* THE TASK
Return every record below exactly as written, but leave out the pictures.

Saved entries:
━━━

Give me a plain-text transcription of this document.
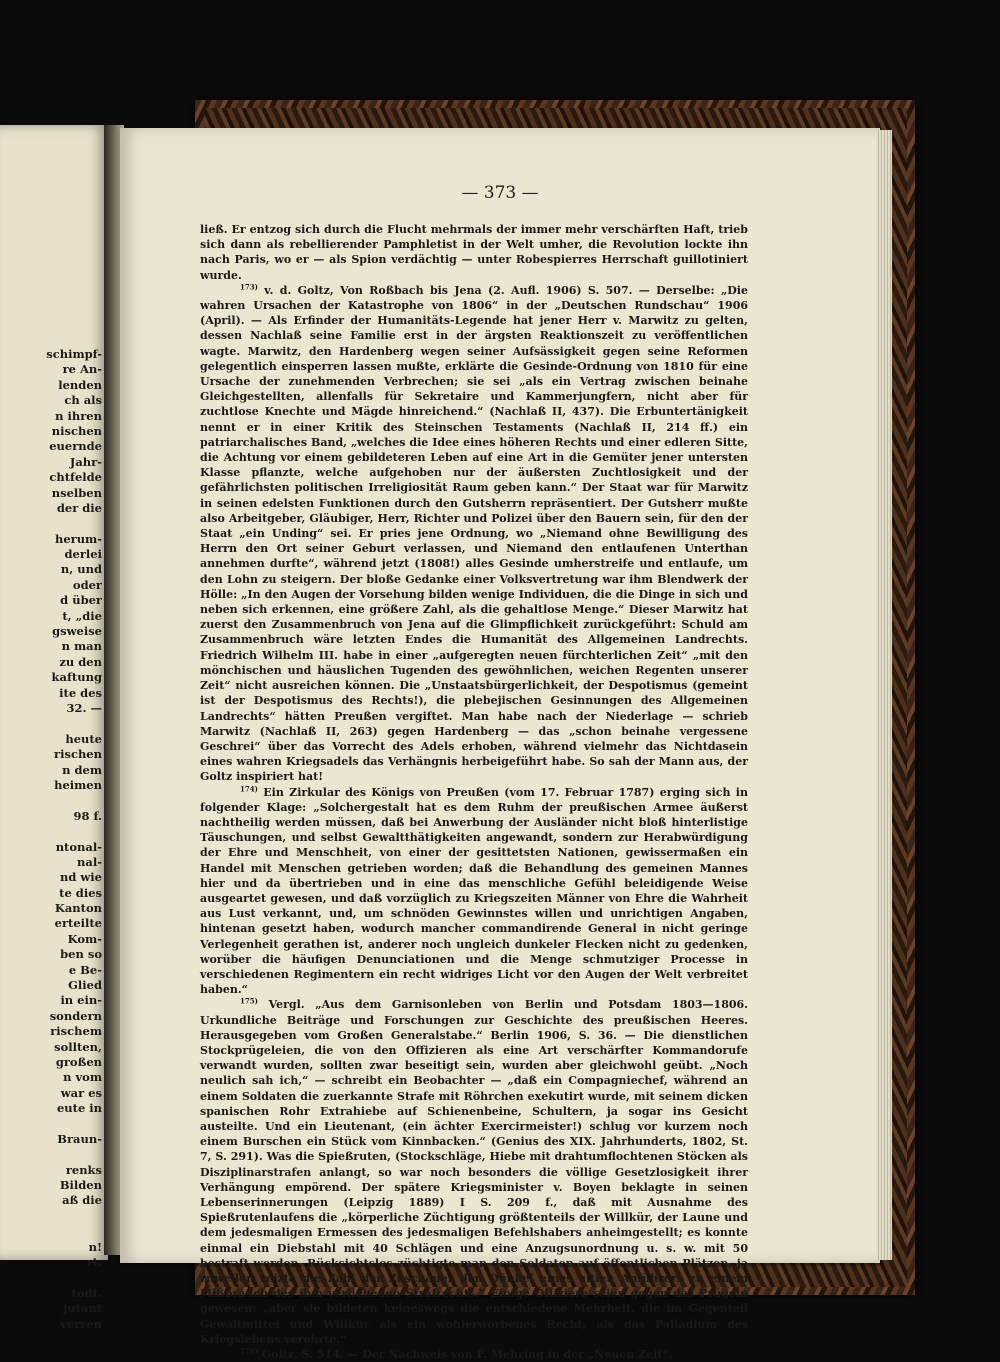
schimpf-
re An-
lenden
ch als
n ihren
nischen
euernde
Jahr-
chtfelde
nselben
der die
herum-
derlei
n, und
oder
d über
t, „die
gsweise
n man
zu den
kaftung
ite des
32. —
heute
rischen
n dem
heimen
98 f.
ntonal-
nal-
nd wie
te dies
Kanton
erteilte
Kom-
ben so
e Be-
Glied
in ein-
sondern
rischem
sollten,
großen
n vom
war es
eute in
Braun-
renks
Bilden
aß die
n!
rt.
todt.
jutant
verren
— 373 —

ließ. Er entzog sich durch die Flucht mehrmals der immer mehr verschärften Haft, trieb sich dann als rebellierender Pamphletist in der Welt umher, die Revolution lockte ihn nach Paris, wo er — als Spion verdächtig — unter Robespierres Herrschaft guillotiniert wurde.

$^{173)}$ v. d. Goltz, Von Roßbach bis Jena (2. Aufl. 1906) S. 507. — Derselbe: „Die wahren Ursachen der Katastrophe von 1806“ in der „Deutschen Rundschau“ 1906 (April). — Als Erfinder der Humanitäts-Legende hat jener Herr v. Marwitz zu gelten, dessen Nachlaß seine Familie erst in der ärgsten Reaktionszeit zu veröffentlichen wagte. Marwitz, den Hardenberg wegen seiner Aufsässigkeit gegen seine Reformen gelegentlich einsperren lassen mußte, erklärte die Gesinde-Ordnung von 1810 für eine Ursache der zunehmenden Verbrechen; sie sei „als ein Vertrag zwischen beinahe Gleichgestellten, allenfalls für Sekretaire und Kammerjungfern, nicht aber für zuchtlose Knechte und Mägde hinreichend.“ (Nachlaß II, 437). Die Erbuntertänigkeit nennt er in einer Kritik des Steinschen Testaments (Nachlaß II, 214 ff.) ein patriarchalisches Band, „welches die Idee eines höheren Rechts und einer edleren Sitte, die Achtung vor einem gebildeteren Leben auf eine Art in die Gemüter jener untersten Klasse pflanzte, welche aufgehoben nur der äußersten Zuchtlosigkeit und der gefährlichsten politischen Irreligiosität Raum geben kann.“ Der Staat war für Marwitz in seinen edelsten Funktionen durch den Gutsherrn repräsentiert. Der Gutsherr mußte also Arbeitgeber, Gläubiger, Herr, Richter und Polizei über den Bauern sein, für den der Staat „ein Unding“ sei. Er pries jene Ordnung, wo „Niemand ohne Bewilligung des Herrn den Ort seiner Geburt verlassen, und Niemand den entlaufenen Unterthan annehmen durfte“, während jetzt (1808!) alles Gesinde umherstreife und entlaufe, um den Lohn zu steigern. Der bloße Gedanke einer Volksvertretung war ihm Blendwerk der Hölle: „In den Augen der Vorsehung bilden wenige Individuen, die die Dinge in sich und neben sich erkennen, eine größere Zahl, als die gehaltlose Menge.“ Dieser Marwitz hat zuerst den Zusammenbruch von Jena auf die Glimpflichkeit zurückgeführt: Schuld am Zusammenbruch wäre letzten Endes die Humanität des Allgemeinen Landrechts. Friedrich Wilhelm III. habe in einer „aufgeregten neuen fürchterlichen Zeit“ „mit den mönchischen und häuslichen Tugenden des gewöhnlichen, weichen Regenten unserer Zeit“ nicht ausreichen können. Die „Unstaatsbürgerlichkeit, der Despotismus (gemeint ist der Despotismus des Rechts!), die plebejischen Gesinnungen des Allgemeinen Landrechts“ hätten Preußen vergiftet. Man habe nach der Niederlage — schrieb Marwitz (Nachlaß II, 263) gegen Hardenberg — das „schon beinahe vergessene Geschrei“ über das Vorrecht des Adels erhoben, während vielmehr das Nichtdasein eines wahren Kriegsadels das Verhängnis herbeigeführt habe. So sah der Mann aus, der Goltz inspiriert hat!

$^{174)}$ Ein Zirkular des Königs von Preußen (vom 17. Februar 1787) erging sich in folgender Klage: „Solchergestalt hat es dem Ruhm der preußischen Armee äußerst nachtheilig werden müssen, daß bei Anwerbung der Ausländer nicht bloß hinterlistige Täuschungen, und selbst Gewaltthätigkeiten angewandt, sondern zur Herabwürdigung der Ehre und Menschheit, von einer der gesittetsten Nationen, gewissermaßen ein Handel mit Menschen getrieben worden; daß die Behandlung des gemeinen Mannes hier und da übertrieben und in eine das menschliche Gefühl beleidigende Weise ausgeartet gewesen, und daß vorzüglich zu Kriegszeiten Männer von Ehre die Wahrheit aus Lust verkannt, und, um schnöden Gewinnstes willen und unrichtigen Angaben, hintenan gesetzt haben, wodurch mancher commandirende General in nicht geringe Verlegenheit gerathen ist, anderer noch ungleich dunkeler Flecken nicht zu gedenken, worüber die häufigen Denunciationen und die Menge schmutziger Processe in verschiedenen Regimentern ein recht widriges Licht vor den Augen der Welt verbreitet haben.“

$^{175)}$ Vergl. „Aus dem Garnisonleben von Berlin und Potsdam 1803—1806. Urkundliche Beiträge und Forschungen zur Geschichte des preußischen Heeres. Herausgegeben vom Großen Generalstabe.“ Berlin 1906, S. 36. — Die dienstlichen Stockprügeleien, die von den Offizieren als eine Art verschärfter Kommandorufe verwandt wurden, sollten zwar beseitigt sein, wurden aber gleichwohl geübt. „Noch neulich sah ich,“ — schreibt ein Beobachter — „daß ein Compagniechef, während an einem Soldaten die zuerkannte Strafe mit Röhrchen exekutirt wurde, mit seinem dicken spanischen Rohr Extrahiebe auf Schienenbeine, Schultern, ja sogar ins Gesicht austeilte. Und ein Lieutenant, (ein ächter Exercirmeister!) schlug vor kurzem noch einem Burschen ein Stück vom Kinnbacken.“ (Genius des XIX. Jahrhunderts, 1802, St. 7, S. 291). Was die Spießruten, (Stockschläge, Hiebe mit drahtumflochtenen Stöcken als Disziplinarstrafen anlangt, so war noch besonders die völlige Gesetzlosigkeit ihrer Verhängung empörend. Der spätere Kriegsminister v. Boyen beklagte in seinen Lebenserinnerungen (Leipzig 1889) I S. 209 f., daß mit Ausnahme des Spießrutenlaufens die „körperliche Züchtigung größtenteils der Willkür, der Laune und dem jedesmaligen Ermessen des jedesmaligen Befehlshabers anheimgestellt; es konnte einmal ein Diebstahl mit 40 Schlägen und eine Anzugsunordnung u. s. w. mit 50 bestraft werden. Rücksichtslos züchtigte man den Soldaten auf öffentlichen Plätzen, ja zuweilen reizte die Zahl der Zuschauer den Dünkel eines eitlen Anführers zu einem Mißbrauch des ihm verliehenen Strafrechts.“ Einige Offiziere seien gegen das Prügeln gewesen; „aber sie bildeten keineswegs die entschiedene Mehrheit, die im Gegenteil Gewaltmittel und Willkür als ein wohlerworbenes Recht, als das Palladium des Kriegslebens verehrte.“

$^{176)}$ Goltz, S. 514. — Der Nachweis von F. Mehring in der „Neuen Zeit“.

━━━

* SOLVED PROBLEM
Give me a plain-text transcription of this document.
schimpf-
re An-
lenden
ch als
n ihren
nischen
euernde
Jahr-
chtfelde
nselben
der die
herum-
derlei
n, und
oder
d über
t, „die
gsweise
n man
zu den
kaftung
ite des
32. —
heute
rischen
n dem
heimen
98 f.
ntonal-
nal-
nd wie
te dies
Kanton
erteilte
Kom-
ben so
e Be-
Glied
in ein-
sondern
rischem
sollten,
großen
n vom
war es
eute in
Braun-
renks
Bilden
aß die
n!
rt.
todt.
jutant
verren
— 373 —

ließ. Er entzog sich durch die Flucht mehrmals der immer mehr verschärften Haft, trieb sich dann als rebellierender Pamphletist in der Welt umher, die Revolution lockte ihn nach Paris, wo er — als Spion verdächtig — unter Robespierres Herrschaft guillotiniert wurde.

$^{173)}$ v. d. Goltz, Von Roßbach bis Jena (2. Aufl. 1906) S. 507. — Derselbe: „Die wahren Ursachen der Katastrophe von 1806“ in der „Deutschen Rundschau“ 1906 (April). — Als Erfinder der Humanitäts-Legende hat jener Herr v. Marwitz zu gelten, dessen Nachlaß seine Familie erst in der ärgsten Reaktionszeit zu veröffentlichen wagte. Marwitz, den Hardenberg wegen seiner Aufsässigkeit gegen seine Reformen gelegentlich einsperren lassen mußte, erklärte die Gesinde-Ordnung von 1810 für eine Ursache der zunehmenden Verbrechen; sie sei „als ein Vertrag zwischen beinahe Gleichgestellten, allenfalls für Sekretaire und Kammerjungfern, nicht aber für zuchtlose Knechte und Mägde hinreichend.“ (Nachlaß II, 437). Die Erbuntertänigkeit nennt er in einer Kritik des Steinschen Testaments (Nachlaß II, 214 ff.) ein patriarchalisches Band, „welches die Idee eines höheren Rechts und einer edleren Sitte, die Achtung vor einem gebildeteren Leben auf eine Art in die Gemüter jener untersten Klasse pflanzte, welche aufgehoben nur der äußersten Zuchtlosigkeit und der gefährlichsten politischen Irreligiosität Raum geben kann.“ Der Staat war für Marwitz in seinen edelsten Funktionen durch den Gutsherrn repräsentiert. Der Gutsherr mußte also Arbeitgeber, Gläubiger, Herr, Richter und Polizei über den Bauern sein, für den der Staat „ein Unding“ sei. Er pries jene Ordnung, wo „Niemand ohne Bewilligung des Herrn den Ort seiner Geburt verlassen, und Niemand den entlaufenen Unterthan annehmen durfte“, während jetzt (1808!) alles Gesinde umherstreife und entlaufe, um den Lohn zu steigern. Der bloße Gedanke einer Volksvertretung war ihm Blendwerk der Hölle: „In den Augen der Vorsehung bilden wenige Individuen, die die Dinge in sich und neben sich erkennen, eine größere Zahl, als die gehaltlose Menge.“ Dieser Marwitz hat zuerst den Zusammenbruch von Jena auf die Glimpflichkeit zurückgeführt: Schuld am Zusammenbruch wäre letzten Endes die Humanität des Allgemeinen Landrechts. Friedrich Wilhelm III. habe in einer „aufgeregten neuen fürchterlichen Zeit“ „mit den mönchischen und häuslichen Tugenden des gewöhnlichen, weichen Regenten unserer Zeit“ nicht ausreichen können. Die „Unstaatsbürgerlichkeit, der Despotismus (gemeint ist der Despotismus des Rechts!), die plebejischen Gesinnungen des Allgemeinen Landrechts“ hätten Preußen vergiftet. Man habe nach der Niederlage — schrieb Marwitz (Nachlaß II, 263) gegen Hardenberg — das „schon beinahe vergessene Geschrei“ über das Vorrecht des Adels erhoben, während vielmehr das Nichtdasein eines wahren Kriegsadels das Verhängnis herbeigeführt habe. So sah der Mann aus, der Goltz inspiriert hat!

$^{174)}$ Ein Zirkular des Königs von Preußen (vom 17. Februar 1787) erging sich in folgender Klage: „Solchergestalt hat es dem Ruhm der preußischen Armee äußerst nachtheilig werden müssen, daß bei Anwerbung der Ausländer nicht bloß hinterlistige Täuschungen, und selbst Gewaltthätigkeiten angewandt, sondern zur Herabwürdigung der Ehre und Menschheit, von einer der gesittetsten Nationen, gewissermaßen ein Handel mit Menschen getrieben worden; daß die Behandlung des gemeinen Mannes hier und da übertrieben und in eine das menschliche Gefühl beleidigende Weise ausgeartet gewesen, und daß vorzüglich zu Kriegszeiten Männer von Ehre die Wahrheit aus Lust verkannt, und, um schnöden Gewinnstes willen und unrichtigen Angaben, hintenan gesetzt haben, wodurch mancher commandirende General in nicht geringe Verlegenheit gerathen ist, anderer noch ungleich dunkeler Flecken nicht zu gedenken, worüber die häufigen Denunciationen und die Menge schmutziger Processe in verschiedenen Regimentern ein recht widriges Licht vor den Augen der Welt verbreitet haben.“

$^{175)}$ Vergl. „Aus dem Garnisonleben von Berlin und Potsdam 1803—1806. Urkundliche Beiträge und Forschungen zur Geschichte des preußischen Heeres. Herausgegeben vom Großen Generalstabe.“ Berlin 1906, S. 36. — Die dienstlichen Stockprügeleien, die von den Offizieren als eine Art verschärfter Kommandorufe verwandt wurden, sollten zwar beseitigt sein, wurden aber gleichwohl geübt. „Noch neulich sah ich,“ — schreibt ein Beobachter — „daß ein Compagniechef, während an einem Soldaten die zuerkannte Strafe mit Röhrchen exekutirt wurde, mit seinem dicken spanischen Rohr Extrahiebe auf Schienenbeine, Schultern, ja sogar ins Gesicht austeilte. Und ein Lieutenant, (ein ächter Exercirmeister!) schlug vor kurzem noch einem Burschen ein Stück vom Kinnbacken.“ (Genius des XIX. Jahrhunderts, 1802, St. 7, S. 291). Was die Spießruten, (Stockschläge, Hiebe mit drahtumflochtenen Stöcken als Disziplinarstrafen anlangt, so war noch besonders die völlige Gesetzlosigkeit ihrer Verhängung empörend. Der spätere Kriegsminister v. Boyen beklagte in seinen Lebenserinnerungen (Leipzig 1889) I S. 209 f., daß mit Ausnahme des Spießrutenlaufens die „körperliche Züchtigung größtenteils der Willkür, der Laune und dem jedesmaligen Ermessen des jedesmaligen Befehlshabers anheimgestellt; es konnte einmal ein Diebstahl mit 40 Schlägen und eine Anzugsunordnung u. s. w. mit 50 bestraft werden. Rücksichtslos züchtigte man den Soldaten auf öffentlichen Plätzen, ja zuweilen reizte die Zahl der Zuschauer den Dünkel eines eitlen Anführers zu einem Mißbrauch des ihm verliehenen Strafrechts.“ Einige Offiziere seien gegen das Prügeln gewesen; „aber sie bildeten keineswegs die entschiedene Mehrheit, die im Gegenteil Gewaltmittel und Willkür als ein wohlerworbenes Recht, als das Palladium des Kriegslebens verehrte.“

$^{176)}$ Goltz, S. 514. — Der Nachweis von F. Mehring in der „Neuen Zeit“.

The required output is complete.